Do this
Show all lines holding "paper".

Given data
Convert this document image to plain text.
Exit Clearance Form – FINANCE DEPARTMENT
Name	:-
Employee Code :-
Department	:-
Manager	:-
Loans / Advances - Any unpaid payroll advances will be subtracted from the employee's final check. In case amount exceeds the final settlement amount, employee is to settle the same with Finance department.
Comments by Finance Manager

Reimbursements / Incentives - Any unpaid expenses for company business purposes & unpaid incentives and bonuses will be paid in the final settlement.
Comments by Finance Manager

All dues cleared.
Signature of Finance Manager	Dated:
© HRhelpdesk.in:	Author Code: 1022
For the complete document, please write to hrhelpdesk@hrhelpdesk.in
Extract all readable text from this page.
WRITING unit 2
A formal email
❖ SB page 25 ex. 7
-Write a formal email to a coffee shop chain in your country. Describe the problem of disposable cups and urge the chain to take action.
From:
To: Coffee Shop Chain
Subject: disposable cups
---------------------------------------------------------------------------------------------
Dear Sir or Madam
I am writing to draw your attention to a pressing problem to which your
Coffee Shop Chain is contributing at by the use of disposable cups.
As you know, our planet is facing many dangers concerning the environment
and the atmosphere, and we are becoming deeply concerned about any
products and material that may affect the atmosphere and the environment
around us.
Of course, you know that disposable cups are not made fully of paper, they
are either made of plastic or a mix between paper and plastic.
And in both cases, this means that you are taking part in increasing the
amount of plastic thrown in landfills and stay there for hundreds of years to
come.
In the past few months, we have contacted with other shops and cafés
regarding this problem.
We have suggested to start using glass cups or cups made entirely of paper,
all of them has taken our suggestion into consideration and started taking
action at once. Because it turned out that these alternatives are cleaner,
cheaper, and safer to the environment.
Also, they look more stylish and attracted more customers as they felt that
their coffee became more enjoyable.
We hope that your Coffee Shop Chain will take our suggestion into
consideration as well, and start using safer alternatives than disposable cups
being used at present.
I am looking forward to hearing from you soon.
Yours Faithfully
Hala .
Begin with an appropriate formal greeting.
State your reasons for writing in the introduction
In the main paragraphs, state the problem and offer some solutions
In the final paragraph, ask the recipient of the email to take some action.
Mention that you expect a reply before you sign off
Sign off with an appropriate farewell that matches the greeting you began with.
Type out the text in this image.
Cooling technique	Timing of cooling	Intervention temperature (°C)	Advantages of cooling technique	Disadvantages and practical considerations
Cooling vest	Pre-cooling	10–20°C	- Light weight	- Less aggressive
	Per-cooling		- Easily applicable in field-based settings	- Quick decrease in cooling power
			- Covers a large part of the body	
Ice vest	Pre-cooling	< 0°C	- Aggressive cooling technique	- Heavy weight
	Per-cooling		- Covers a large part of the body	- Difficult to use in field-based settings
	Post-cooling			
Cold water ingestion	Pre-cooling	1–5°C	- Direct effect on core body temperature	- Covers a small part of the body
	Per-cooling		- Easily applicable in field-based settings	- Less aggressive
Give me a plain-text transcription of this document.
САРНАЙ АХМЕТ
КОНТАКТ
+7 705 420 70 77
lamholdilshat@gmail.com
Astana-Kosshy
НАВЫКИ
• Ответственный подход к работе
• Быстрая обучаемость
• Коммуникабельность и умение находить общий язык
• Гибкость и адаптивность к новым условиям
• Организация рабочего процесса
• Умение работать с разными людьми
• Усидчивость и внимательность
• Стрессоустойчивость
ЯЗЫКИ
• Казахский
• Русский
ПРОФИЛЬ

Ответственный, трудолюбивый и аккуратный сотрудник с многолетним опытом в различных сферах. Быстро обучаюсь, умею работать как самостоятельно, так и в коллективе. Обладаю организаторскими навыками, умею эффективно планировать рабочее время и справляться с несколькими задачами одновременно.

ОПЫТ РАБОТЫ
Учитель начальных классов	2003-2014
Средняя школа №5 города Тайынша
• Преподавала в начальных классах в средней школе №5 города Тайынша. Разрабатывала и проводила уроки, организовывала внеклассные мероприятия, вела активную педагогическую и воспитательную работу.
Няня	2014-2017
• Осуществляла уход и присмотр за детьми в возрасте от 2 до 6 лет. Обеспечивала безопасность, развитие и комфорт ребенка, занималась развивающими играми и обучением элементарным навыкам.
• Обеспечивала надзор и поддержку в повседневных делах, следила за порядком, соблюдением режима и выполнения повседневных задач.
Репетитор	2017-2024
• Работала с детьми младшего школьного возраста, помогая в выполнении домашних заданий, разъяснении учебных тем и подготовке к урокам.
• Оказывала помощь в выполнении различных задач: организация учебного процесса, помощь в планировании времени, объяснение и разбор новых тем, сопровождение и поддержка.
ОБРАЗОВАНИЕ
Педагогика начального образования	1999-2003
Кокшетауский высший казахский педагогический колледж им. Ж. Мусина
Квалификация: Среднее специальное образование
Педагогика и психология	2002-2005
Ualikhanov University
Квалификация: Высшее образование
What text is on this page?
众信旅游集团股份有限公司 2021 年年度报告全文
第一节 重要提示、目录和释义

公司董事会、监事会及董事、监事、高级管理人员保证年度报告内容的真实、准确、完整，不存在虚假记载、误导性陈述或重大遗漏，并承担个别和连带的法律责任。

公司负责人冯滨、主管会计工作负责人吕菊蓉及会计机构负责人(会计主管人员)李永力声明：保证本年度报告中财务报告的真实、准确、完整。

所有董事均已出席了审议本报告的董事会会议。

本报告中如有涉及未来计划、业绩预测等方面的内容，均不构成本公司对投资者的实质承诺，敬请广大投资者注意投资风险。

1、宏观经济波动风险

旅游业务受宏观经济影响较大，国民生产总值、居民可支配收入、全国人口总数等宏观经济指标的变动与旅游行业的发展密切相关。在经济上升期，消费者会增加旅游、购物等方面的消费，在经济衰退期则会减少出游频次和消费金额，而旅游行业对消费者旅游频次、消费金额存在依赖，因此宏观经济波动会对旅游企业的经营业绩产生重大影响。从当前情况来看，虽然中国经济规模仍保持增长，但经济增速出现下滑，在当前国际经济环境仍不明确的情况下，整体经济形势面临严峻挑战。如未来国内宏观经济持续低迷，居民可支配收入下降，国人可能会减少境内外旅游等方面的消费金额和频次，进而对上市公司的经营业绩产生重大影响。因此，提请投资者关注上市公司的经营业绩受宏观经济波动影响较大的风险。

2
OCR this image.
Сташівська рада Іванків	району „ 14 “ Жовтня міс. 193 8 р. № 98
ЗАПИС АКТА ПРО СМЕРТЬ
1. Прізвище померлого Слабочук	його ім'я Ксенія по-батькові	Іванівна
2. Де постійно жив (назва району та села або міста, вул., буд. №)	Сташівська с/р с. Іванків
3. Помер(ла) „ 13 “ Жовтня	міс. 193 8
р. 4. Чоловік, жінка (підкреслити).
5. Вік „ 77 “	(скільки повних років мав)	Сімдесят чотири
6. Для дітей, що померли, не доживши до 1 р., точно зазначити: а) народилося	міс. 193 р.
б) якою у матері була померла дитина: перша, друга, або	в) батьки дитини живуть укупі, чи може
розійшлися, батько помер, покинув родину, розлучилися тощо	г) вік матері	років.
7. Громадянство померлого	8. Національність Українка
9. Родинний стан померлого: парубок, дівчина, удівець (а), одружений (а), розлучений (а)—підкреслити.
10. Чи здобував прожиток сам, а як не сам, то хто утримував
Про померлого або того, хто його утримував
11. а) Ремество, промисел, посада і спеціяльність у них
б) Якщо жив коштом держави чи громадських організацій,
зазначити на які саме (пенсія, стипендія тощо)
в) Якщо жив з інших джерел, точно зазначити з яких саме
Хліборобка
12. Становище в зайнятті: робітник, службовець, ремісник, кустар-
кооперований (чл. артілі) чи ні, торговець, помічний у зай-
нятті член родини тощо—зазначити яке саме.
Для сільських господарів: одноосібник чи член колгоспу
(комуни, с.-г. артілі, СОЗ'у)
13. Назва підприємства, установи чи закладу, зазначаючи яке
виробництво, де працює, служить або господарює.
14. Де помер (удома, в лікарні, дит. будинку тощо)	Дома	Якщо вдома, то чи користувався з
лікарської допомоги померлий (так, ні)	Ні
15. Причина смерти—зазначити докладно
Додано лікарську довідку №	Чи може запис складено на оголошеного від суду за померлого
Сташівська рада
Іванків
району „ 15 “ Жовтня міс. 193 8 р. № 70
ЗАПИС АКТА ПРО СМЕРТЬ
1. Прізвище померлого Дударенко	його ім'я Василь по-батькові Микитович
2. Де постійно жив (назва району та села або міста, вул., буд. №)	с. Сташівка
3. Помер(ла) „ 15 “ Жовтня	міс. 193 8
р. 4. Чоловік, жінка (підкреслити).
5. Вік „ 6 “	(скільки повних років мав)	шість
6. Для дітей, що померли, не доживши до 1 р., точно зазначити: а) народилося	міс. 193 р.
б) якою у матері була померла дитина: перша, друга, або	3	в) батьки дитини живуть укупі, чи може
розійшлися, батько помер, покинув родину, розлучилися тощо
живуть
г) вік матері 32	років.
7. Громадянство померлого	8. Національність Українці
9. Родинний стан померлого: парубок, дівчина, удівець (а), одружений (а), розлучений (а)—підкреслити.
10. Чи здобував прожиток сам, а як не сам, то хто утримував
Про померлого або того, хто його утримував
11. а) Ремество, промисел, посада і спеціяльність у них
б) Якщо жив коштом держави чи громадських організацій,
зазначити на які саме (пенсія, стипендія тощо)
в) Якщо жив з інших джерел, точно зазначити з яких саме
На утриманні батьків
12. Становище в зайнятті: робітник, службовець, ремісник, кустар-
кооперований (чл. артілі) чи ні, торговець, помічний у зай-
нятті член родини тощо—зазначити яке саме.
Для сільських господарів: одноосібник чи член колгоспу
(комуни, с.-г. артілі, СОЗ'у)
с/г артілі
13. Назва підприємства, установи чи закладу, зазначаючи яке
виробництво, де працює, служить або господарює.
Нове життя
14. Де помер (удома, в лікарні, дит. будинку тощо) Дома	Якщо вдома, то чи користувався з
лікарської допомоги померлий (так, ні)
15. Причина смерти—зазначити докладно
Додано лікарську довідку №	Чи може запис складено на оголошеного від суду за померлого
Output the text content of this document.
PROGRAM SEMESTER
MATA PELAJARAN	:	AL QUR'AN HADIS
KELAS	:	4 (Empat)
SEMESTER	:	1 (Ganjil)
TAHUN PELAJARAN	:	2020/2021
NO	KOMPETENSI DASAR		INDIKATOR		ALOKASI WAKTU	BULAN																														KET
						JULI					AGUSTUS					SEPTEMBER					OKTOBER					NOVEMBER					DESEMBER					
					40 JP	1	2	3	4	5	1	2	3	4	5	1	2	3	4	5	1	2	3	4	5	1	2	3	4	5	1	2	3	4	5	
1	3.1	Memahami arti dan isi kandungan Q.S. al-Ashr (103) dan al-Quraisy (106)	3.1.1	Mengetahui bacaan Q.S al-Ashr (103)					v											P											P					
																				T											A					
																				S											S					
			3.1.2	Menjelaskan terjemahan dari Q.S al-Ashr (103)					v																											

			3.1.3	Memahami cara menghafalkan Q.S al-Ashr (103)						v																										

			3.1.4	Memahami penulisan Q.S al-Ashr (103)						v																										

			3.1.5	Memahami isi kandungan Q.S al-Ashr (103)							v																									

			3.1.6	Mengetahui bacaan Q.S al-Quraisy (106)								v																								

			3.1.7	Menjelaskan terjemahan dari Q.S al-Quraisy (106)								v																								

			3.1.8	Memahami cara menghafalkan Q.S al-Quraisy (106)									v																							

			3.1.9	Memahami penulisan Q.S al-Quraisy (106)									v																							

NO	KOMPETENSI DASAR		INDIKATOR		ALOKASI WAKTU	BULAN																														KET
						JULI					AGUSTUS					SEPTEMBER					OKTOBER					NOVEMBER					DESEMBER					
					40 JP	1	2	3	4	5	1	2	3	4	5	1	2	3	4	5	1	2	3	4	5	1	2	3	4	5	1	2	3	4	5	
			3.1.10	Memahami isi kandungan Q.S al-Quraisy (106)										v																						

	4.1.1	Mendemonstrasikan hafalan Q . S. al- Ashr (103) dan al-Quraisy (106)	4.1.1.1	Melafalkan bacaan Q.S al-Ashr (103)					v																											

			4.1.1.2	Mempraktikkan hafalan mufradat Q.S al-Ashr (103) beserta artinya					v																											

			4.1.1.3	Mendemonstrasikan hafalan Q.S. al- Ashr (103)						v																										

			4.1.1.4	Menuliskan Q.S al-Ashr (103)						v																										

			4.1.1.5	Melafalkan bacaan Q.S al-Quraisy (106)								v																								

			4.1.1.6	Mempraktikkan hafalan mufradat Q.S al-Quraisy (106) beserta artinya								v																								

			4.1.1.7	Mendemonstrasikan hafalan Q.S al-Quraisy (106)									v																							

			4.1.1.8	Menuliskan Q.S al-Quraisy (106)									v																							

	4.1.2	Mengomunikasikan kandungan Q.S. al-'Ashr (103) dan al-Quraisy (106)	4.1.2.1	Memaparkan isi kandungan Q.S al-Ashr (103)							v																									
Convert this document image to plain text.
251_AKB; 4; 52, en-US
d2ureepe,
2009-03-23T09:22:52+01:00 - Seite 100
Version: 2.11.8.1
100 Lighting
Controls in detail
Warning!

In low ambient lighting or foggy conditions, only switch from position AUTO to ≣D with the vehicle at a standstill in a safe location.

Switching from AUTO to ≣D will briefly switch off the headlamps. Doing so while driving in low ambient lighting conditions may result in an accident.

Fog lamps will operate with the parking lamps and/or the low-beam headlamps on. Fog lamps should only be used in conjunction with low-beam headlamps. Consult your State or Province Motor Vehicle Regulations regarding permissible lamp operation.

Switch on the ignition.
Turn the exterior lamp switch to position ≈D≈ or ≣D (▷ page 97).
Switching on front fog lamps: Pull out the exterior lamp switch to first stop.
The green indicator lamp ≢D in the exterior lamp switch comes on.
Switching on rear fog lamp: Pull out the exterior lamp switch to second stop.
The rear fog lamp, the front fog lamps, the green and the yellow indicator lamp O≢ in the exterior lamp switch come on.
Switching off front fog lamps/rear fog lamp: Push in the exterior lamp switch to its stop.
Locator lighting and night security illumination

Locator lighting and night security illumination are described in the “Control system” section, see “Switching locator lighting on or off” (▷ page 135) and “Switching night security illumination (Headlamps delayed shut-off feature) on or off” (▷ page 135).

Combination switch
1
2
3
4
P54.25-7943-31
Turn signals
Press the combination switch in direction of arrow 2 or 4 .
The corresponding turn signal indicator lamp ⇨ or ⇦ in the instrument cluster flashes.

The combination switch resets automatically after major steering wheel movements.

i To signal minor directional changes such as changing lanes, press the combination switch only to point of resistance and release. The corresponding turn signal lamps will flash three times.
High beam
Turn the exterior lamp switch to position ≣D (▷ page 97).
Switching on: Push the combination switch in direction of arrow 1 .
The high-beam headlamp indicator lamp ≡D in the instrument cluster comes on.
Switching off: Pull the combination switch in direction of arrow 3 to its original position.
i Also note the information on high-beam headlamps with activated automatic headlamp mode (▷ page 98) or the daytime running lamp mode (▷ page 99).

Answer to this task
Of course, you know that disposable cups are not made fully of paper, they
are either made of plastic or a mix between paper and plastic.
We have suggested to start using glass cups or cups made entirely of paper,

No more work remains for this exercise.